What is being asked: Write out the full listing again, exactly as it stands.

Records from a collection:
# # # # # # #

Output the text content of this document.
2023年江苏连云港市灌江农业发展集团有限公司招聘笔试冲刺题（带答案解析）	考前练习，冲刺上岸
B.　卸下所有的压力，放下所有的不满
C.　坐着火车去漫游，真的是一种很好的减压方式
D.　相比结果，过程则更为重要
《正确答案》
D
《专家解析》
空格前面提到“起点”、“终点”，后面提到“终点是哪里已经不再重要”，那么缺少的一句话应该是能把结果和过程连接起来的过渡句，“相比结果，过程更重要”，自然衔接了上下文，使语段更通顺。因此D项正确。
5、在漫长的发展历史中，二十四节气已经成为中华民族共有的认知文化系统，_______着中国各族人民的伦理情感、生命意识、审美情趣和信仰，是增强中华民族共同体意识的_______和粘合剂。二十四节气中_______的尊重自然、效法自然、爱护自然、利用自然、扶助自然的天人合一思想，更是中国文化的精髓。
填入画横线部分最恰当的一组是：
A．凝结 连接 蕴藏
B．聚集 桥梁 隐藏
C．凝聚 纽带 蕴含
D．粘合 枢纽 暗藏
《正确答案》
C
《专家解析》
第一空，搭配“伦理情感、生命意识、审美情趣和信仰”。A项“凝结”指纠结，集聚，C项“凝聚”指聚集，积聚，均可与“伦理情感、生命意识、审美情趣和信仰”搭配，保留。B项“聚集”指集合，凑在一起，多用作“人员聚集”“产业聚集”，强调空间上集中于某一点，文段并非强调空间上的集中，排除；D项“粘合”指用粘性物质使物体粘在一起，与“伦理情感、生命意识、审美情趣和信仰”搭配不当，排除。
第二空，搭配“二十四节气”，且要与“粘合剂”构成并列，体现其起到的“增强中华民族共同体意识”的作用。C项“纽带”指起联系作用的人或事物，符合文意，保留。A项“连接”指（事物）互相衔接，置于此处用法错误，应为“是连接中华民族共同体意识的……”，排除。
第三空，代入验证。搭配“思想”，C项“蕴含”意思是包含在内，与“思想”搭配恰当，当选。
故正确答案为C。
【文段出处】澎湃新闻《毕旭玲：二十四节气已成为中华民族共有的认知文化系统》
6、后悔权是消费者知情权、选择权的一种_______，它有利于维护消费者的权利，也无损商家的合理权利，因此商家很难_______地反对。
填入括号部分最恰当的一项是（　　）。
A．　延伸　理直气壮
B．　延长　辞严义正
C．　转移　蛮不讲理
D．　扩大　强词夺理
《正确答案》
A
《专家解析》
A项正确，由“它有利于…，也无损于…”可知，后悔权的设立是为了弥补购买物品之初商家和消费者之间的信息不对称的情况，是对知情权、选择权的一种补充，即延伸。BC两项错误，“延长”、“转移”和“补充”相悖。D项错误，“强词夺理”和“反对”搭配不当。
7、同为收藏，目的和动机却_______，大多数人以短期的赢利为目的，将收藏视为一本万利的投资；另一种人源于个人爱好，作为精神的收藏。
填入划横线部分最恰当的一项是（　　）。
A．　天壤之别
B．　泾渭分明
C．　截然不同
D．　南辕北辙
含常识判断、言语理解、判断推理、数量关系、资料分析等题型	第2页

# # # # # # #

Right answer:
Output the text content of this document.
2023年江苏连云港市灌江农业发展集团有限公司招聘笔试冲刺题（带答案解析）	考前练习，冲刺上岸
B.　卸下所有的压力，放下所有的不满
C.　坐着火车去漫游，真的是一种很好的减压方式
D.　相比结果，过程则更为重要
《正确答案》
D
《专家解析》
空格前面提到“起点”、“终点”，后面提到“终点是哪里已经不再重要”，那么缺少的一句话应该是能把结果和过程连接起来的过渡句，“相比结果，过程更重要”，自然衔接了上下文，使语段更通顺。因此D项正确。
5、在漫长的发展历史中，二十四节气已经成为中华民族共有的认知文化系统，_______着中国各族人民的伦理情感、生命意识、审美情趣和信仰，是增强中华民族共同体意识的_______和粘合剂。二十四节气中_______的尊重自然、效法自然、爱护自然、利用自然、扶助自然的天人合一思想，更是中国文化的精髓。
填入画横线部分最恰当的一组是：
A．凝结 连接 蕴藏
B．聚集 桥梁 隐藏
C．凝聚 纽带 蕴含
D．粘合 枢纽 暗藏
《正确答案》
C
《专家解析》
第一空，搭配“伦理情感、生命意识、审美情趣和信仰”。A项“凝结”指纠结，集聚，C项“凝聚”指聚集，积聚，均可与“伦理情感、生命意识、审美情趣和信仰”搭配，保留。B项“聚集”指集合，凑在一起，多用作“人员聚集”“产业聚集”，强调空间上集中于某一点，文段并非强调空间上的集中，排除；D项“粘合”指用粘性物质使物体粘在一起，与“伦理情感、生命意识、审美情趣和信仰”搭配不当，排除。
第二空，搭配“二十四节气”，且要与“粘合剂”构成并列，体现其起到的“增强中华民族共同体意识”的作用。C项“纽带”指起联系作用的人或事物，符合文意，保留。A项“连接”指（事物）互相衔接，置于此处用法错误，应为“是连接中华民族共同体意识的……”，排除。
第三空，代入验证。搭配“思想”，C项“蕴含”意思是包含在内，与“思想”搭配恰当，当选。
故正确答案为C。
【文段出处】澎湃新闻《毕旭玲：二十四节气已成为中华民族共有的认知文化系统》
6、后悔权是消费者知情权、选择权的一种_______，它有利于维护消费者的权利，也无损商家的合理权利，因此商家很难_______地反对。
填入括号部分最恰当的一项是（　　）。
A．　延伸　理直气壮
B．　延长　辞严义正
C．　转移　蛮不讲理
D．　扩大　强词夺理
《正确答案》
A
《专家解析》
A项正确，由“它有利于…，也无损于…”可知，后悔权的设立是为了弥补购买物品之初商家和消费者之间的信息不对称的情况，是对知情权、选择权的一种补充，即延伸。BC两项错误，“延长”、“转移”和“补充”相悖。D项错误，“强词夺理”和“反对”搭配不当。
7、同为收藏，目的和动机却_______，大多数人以短期的赢利为目的，将收藏视为一本万利的投资；另一种人源于个人爱好，作为精神的收藏。
填入划横线部分最恰当的一项是（　　）。
A．　天壤之别
B．　泾渭分明
C．　截然不同
D．　南辕北辙
含常识判断、言语理解、判断推理、数量关系、资料分析等题型	第2页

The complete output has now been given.